* Work instructions *
Count the lines in the material below that contain the string "noaa". Reply with the number alone.

Dataset records:

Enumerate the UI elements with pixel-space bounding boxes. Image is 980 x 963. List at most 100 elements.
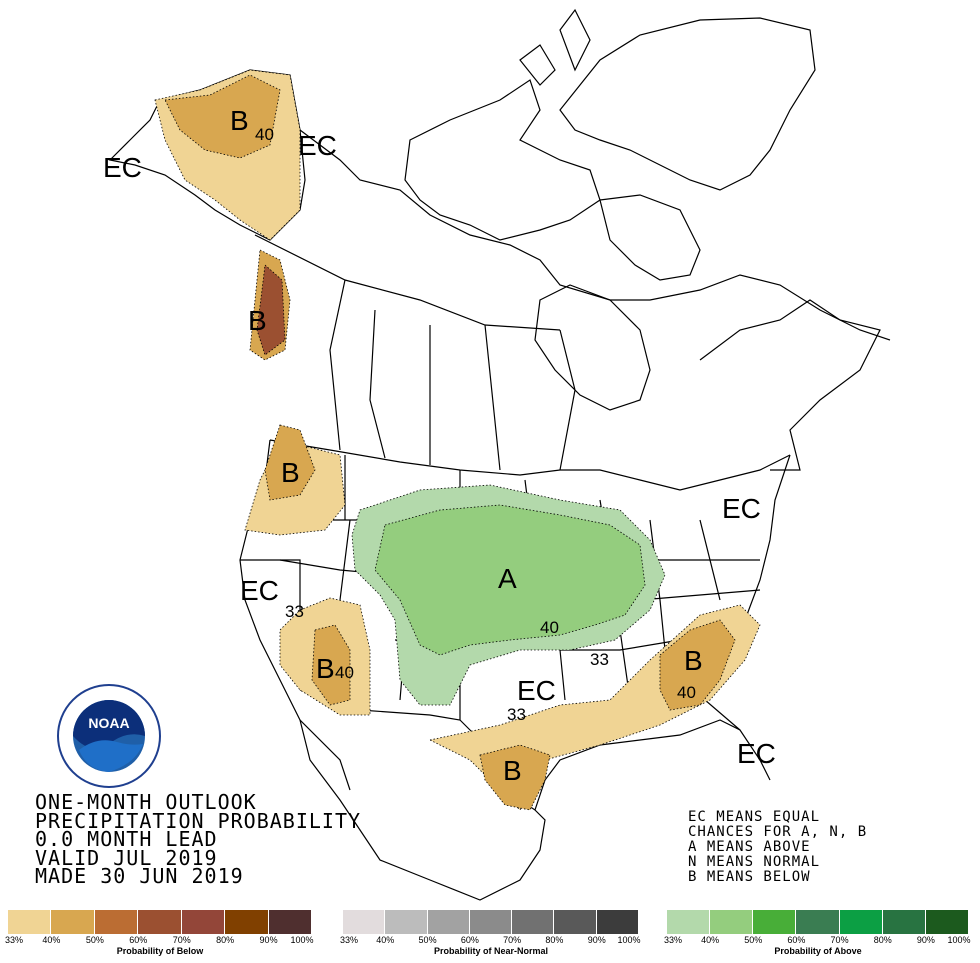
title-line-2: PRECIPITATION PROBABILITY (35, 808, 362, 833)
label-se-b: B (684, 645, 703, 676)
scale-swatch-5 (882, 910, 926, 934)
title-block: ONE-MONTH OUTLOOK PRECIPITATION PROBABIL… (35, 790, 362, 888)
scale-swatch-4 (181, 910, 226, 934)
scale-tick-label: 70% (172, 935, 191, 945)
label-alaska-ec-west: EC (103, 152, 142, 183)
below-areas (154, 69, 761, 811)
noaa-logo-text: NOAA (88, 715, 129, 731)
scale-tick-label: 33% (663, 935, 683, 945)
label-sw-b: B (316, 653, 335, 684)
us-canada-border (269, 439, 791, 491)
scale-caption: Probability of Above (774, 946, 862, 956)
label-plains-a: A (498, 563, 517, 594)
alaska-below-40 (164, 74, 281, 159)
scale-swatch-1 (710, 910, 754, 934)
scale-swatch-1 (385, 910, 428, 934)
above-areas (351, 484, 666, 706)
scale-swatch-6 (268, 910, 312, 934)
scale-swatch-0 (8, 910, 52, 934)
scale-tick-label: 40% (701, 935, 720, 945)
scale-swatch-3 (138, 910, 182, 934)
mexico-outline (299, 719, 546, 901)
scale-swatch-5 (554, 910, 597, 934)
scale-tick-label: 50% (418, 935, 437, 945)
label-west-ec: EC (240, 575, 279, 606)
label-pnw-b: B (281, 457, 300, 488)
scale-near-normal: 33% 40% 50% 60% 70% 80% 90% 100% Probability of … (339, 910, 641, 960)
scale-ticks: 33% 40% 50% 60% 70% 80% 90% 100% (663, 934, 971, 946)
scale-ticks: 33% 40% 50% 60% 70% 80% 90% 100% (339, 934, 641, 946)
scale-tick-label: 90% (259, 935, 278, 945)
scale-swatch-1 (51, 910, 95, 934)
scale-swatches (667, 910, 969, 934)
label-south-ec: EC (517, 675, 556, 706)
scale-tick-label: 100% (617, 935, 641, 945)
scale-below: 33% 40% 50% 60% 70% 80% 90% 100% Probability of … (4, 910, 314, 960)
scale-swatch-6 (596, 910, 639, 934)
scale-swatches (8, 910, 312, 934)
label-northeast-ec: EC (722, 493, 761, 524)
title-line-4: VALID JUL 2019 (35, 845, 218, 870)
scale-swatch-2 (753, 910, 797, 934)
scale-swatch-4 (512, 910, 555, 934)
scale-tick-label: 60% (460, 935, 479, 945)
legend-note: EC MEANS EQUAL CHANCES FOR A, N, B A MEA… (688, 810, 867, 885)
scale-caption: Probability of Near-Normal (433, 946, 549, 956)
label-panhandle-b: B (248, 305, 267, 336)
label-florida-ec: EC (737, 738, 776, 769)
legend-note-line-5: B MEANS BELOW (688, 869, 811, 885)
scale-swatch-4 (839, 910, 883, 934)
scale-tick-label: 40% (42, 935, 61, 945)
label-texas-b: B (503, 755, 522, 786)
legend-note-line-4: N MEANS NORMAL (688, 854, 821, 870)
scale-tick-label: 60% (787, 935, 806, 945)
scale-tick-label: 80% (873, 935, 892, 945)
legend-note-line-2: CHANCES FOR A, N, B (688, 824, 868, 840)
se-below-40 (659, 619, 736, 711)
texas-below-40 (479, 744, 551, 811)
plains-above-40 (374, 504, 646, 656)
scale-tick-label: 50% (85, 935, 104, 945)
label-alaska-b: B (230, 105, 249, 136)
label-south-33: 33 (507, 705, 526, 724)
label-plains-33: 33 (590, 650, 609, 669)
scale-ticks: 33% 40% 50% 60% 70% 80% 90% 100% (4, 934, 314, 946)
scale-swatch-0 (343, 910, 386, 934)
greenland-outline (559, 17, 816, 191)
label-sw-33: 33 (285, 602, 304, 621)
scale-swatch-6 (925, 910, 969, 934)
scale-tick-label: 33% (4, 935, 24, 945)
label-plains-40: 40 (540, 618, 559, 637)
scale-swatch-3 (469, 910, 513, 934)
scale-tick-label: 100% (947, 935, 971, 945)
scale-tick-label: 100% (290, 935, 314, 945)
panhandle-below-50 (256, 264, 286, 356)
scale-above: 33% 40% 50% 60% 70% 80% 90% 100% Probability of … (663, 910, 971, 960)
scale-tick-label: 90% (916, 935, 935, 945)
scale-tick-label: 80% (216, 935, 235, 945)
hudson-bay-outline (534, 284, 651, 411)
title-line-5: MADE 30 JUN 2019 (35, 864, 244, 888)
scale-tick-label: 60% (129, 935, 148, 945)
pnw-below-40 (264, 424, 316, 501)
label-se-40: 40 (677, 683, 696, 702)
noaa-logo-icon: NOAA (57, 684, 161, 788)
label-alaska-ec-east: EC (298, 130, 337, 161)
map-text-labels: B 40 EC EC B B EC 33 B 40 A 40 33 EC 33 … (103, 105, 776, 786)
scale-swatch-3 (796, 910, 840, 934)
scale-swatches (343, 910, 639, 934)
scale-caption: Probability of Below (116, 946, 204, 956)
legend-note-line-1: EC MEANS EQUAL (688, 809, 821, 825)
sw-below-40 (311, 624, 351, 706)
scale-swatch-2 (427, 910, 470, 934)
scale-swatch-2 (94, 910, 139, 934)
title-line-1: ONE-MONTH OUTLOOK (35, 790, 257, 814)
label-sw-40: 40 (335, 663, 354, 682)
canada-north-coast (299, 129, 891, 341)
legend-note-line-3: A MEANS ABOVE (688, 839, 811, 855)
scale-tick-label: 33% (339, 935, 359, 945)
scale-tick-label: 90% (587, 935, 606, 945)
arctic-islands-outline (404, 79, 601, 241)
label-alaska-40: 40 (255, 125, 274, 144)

* Output for this task *
2